#### SOURCE:
□ □ □ □ □

Home / Opinion / Columns /  The nine lives of India’s National Family Health Survey

The widespread attention garnered by the latest findings of the National Family Health Survey (NFHS) shows that it has established itself as a credible database today. This marks a remarkable turnaround for a survey that received a hostile reception when it first began life in the early 1990s.

When the US Agency for International Development (USAID) first started its Demographic and Health Survey (DHS) programme in the 1980s to study fertility behaviour in the developing world, India viewed it with scepticism. The fall of the Berlin Wall in 1989 changed India-US relations, paving the way for the country’s first DHS survey in 1992-93. But the decision courted controversy. India’s statistical establishment questioned the need for a new demographic survey, given India’s long-standing record in producing such statistics on its own. It expressed fears that the well-funded survey would drive up survey costs for all organizations in a ratchet effect. The most potent criticism came from Left activists, who characterized it as an “imperialist" tool to control the Third World’s population. The claim was not entirely disconnected from reality. The infamous Kissinger report of 1974 had been declassified by then, and it exposed why the US was keen to fund fertility research: the fear that an ‘explosion’ in Third World numbers would create masses of discontented youth, who would fall prey to communism and undermine US commercial interests globally.

□ □ □ □ □

#### LISTED ENTRIES:
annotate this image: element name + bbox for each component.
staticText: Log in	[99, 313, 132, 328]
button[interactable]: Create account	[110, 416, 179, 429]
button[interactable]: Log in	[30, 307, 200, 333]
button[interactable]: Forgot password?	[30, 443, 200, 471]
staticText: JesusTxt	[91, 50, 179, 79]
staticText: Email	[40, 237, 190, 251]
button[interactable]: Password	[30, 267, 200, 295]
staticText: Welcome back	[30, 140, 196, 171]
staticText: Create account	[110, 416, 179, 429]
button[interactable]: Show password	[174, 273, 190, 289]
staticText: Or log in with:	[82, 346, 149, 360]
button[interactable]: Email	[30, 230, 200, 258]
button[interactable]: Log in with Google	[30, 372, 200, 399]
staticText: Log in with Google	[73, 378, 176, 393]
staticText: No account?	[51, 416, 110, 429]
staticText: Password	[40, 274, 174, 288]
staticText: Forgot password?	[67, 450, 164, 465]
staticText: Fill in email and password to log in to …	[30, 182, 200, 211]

□ □ □ □ □

#### GIVEN TASK:
Can you copy out the stretch from "Home / Opinion" through "the early 1990s." in the column on India's family health survey, renaming "National Family Health Survey" to "NFHS" throughout?

#### RESULT OF THIS EXERCISE:
Home / Opinion / Columns /  The nine lives of India’s NFHS

The widespread attention garnered by the latest findings of the NFHS (NFHS) shows that it has established itself as a credible database today. This marks a remarkable turnaround for a survey that received a hostile reception when it first began life in the early 1990s.